→ To do: Locate every line in the material below that has the word "Hochstraße". Copy each of those lines.
* start Information provided *
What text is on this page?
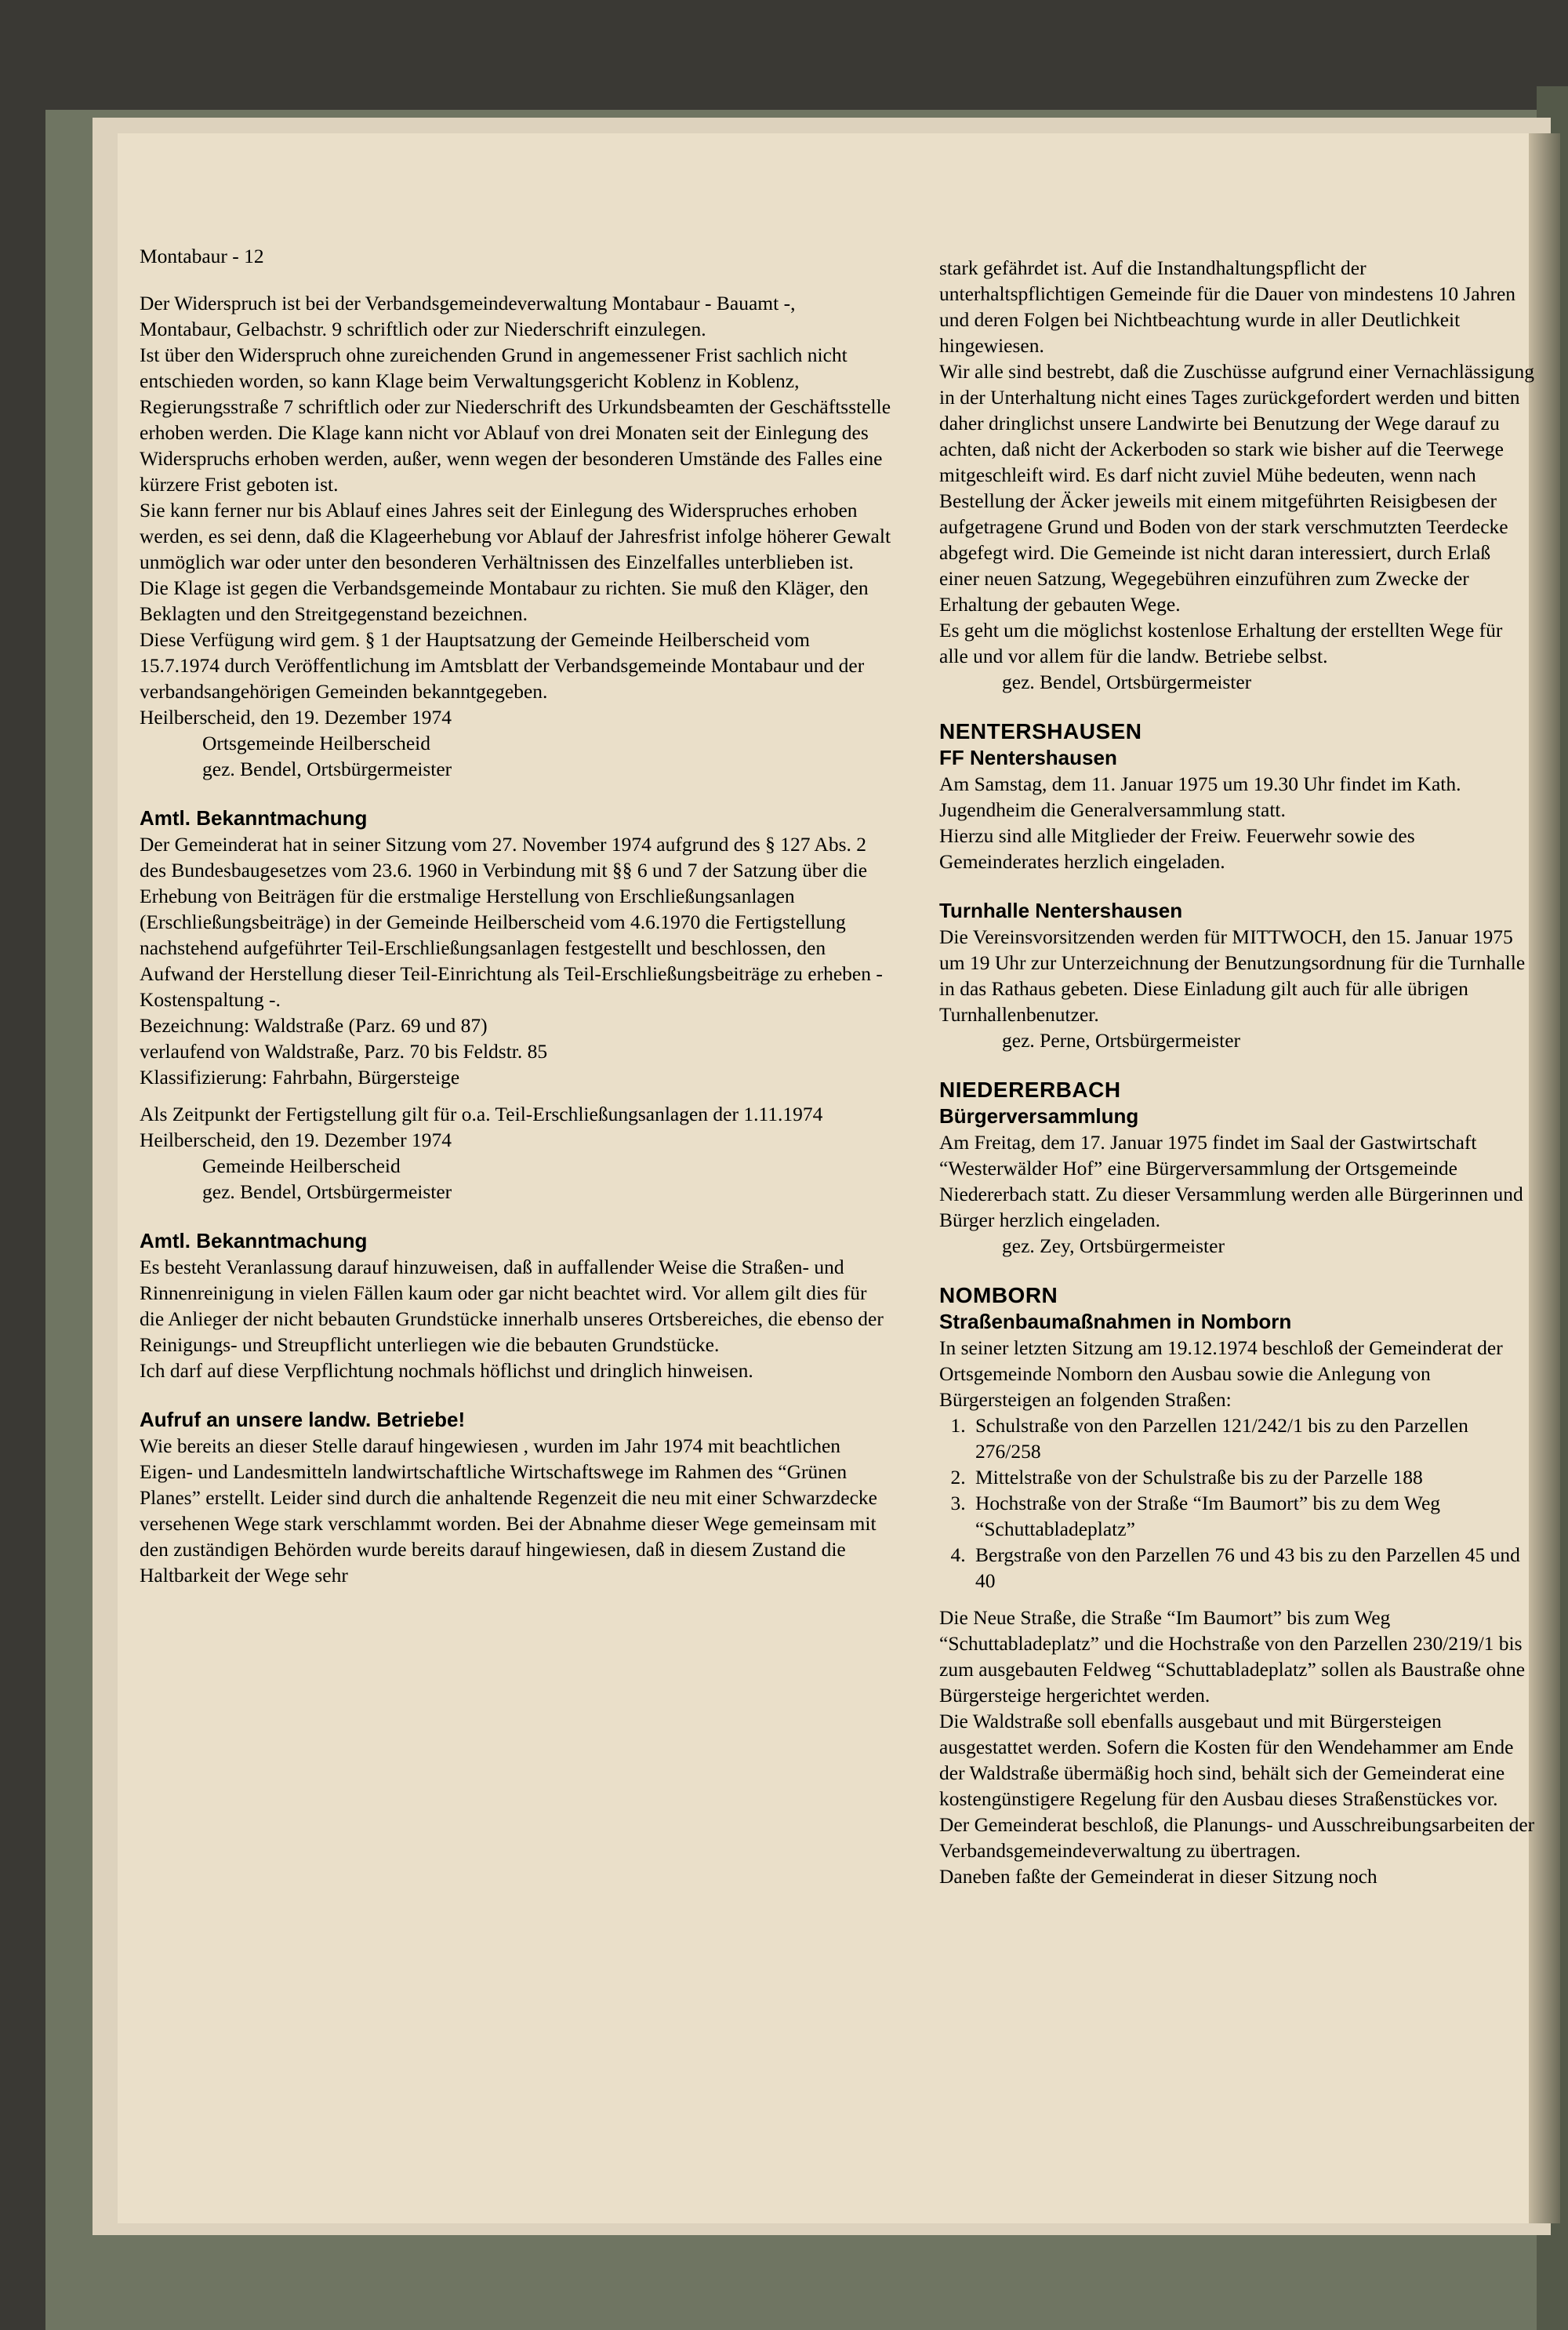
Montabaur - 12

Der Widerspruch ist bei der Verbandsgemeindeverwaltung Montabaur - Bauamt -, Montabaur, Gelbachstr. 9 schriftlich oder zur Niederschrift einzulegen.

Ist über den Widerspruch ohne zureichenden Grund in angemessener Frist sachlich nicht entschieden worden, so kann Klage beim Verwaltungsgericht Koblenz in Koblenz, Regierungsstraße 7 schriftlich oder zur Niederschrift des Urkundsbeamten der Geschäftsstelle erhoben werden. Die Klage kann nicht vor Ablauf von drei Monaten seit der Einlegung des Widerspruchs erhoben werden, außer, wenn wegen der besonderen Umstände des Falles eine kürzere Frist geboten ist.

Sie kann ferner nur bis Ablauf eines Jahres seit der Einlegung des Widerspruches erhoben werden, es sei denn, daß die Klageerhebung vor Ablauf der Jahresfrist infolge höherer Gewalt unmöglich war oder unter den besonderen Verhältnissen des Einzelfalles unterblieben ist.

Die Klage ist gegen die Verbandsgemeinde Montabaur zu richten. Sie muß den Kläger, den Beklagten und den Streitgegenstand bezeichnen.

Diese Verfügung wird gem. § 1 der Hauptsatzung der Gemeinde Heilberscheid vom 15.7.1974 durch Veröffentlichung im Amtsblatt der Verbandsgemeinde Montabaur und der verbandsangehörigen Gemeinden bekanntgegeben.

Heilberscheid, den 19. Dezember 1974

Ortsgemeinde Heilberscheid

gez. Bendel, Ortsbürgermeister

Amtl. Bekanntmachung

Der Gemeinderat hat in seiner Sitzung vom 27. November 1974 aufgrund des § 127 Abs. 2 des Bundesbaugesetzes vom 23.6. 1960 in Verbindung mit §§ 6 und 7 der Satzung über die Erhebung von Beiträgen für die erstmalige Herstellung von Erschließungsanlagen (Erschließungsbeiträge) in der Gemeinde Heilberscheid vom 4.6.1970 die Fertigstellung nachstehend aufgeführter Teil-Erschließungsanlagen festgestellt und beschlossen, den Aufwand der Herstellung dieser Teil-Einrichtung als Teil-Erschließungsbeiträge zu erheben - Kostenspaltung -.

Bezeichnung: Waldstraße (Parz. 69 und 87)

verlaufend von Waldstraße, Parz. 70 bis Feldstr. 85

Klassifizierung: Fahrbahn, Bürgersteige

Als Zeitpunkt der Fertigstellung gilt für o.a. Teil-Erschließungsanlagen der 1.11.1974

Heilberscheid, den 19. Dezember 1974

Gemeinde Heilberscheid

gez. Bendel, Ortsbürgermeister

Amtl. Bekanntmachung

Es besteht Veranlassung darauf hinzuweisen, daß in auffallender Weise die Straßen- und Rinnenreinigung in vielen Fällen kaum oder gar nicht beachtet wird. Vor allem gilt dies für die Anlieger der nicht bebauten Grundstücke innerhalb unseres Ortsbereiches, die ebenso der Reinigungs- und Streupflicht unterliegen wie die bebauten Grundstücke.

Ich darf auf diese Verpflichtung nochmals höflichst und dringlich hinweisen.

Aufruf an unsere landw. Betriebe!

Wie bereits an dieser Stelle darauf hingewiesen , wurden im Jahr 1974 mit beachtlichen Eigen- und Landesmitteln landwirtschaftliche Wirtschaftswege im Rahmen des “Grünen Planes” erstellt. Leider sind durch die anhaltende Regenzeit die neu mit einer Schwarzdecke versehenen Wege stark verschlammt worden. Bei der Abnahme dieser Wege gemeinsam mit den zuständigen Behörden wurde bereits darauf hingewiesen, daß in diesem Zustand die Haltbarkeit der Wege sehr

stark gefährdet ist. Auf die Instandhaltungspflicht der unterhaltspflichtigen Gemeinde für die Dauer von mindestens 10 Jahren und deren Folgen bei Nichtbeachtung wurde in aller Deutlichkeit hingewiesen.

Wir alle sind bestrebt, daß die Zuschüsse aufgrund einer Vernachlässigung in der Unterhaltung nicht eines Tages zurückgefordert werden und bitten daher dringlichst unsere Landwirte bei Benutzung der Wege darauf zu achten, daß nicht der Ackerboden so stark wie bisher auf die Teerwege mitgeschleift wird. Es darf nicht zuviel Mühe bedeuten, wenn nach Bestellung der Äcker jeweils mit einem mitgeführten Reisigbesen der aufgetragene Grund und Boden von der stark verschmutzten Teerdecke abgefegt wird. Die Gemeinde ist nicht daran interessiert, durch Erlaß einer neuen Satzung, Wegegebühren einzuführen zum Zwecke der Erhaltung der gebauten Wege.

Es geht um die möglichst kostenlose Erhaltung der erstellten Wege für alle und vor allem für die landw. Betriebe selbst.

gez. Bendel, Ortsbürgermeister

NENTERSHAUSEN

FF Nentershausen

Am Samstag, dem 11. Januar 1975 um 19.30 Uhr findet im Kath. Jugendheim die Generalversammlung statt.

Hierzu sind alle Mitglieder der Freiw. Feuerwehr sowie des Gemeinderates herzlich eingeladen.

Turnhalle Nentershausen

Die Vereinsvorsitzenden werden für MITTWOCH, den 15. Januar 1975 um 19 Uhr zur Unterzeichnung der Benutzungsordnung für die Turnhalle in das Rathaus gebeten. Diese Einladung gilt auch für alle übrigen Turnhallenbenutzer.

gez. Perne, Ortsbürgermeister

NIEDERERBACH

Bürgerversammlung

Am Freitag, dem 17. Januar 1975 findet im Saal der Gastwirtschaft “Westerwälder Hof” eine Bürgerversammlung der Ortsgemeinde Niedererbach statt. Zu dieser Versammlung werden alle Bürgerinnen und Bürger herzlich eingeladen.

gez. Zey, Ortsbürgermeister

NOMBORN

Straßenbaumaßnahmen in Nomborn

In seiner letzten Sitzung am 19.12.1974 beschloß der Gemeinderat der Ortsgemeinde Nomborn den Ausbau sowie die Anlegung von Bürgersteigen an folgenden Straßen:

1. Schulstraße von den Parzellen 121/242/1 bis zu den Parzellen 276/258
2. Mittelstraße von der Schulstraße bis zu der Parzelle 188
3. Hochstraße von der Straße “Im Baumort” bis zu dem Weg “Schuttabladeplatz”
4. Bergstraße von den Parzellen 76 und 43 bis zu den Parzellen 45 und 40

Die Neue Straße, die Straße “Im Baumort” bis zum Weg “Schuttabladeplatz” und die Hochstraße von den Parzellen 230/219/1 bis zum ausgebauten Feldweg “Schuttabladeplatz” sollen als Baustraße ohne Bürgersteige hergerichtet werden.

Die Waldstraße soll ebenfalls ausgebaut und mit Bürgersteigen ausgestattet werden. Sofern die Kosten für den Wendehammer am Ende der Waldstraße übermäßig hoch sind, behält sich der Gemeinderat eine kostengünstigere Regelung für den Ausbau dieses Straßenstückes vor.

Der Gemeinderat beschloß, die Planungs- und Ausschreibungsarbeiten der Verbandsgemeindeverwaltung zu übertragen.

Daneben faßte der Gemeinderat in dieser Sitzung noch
* end Information provided *
→ Right answer:
3. Hochstraße von der Straße “Im Baumort” bis zu dem Weg “Schuttabladeplatz”
Die Neue Straße, die Straße “Im Baumort” bis zum Weg “Schuttabladeplatz” und die Hochstraße von den Parzellen 230/219/1 bis zum ausgebauten Feldweg “Schuttabladeplatz” sollen als Baustraße ohne Bürgersteige hergerichtet werden.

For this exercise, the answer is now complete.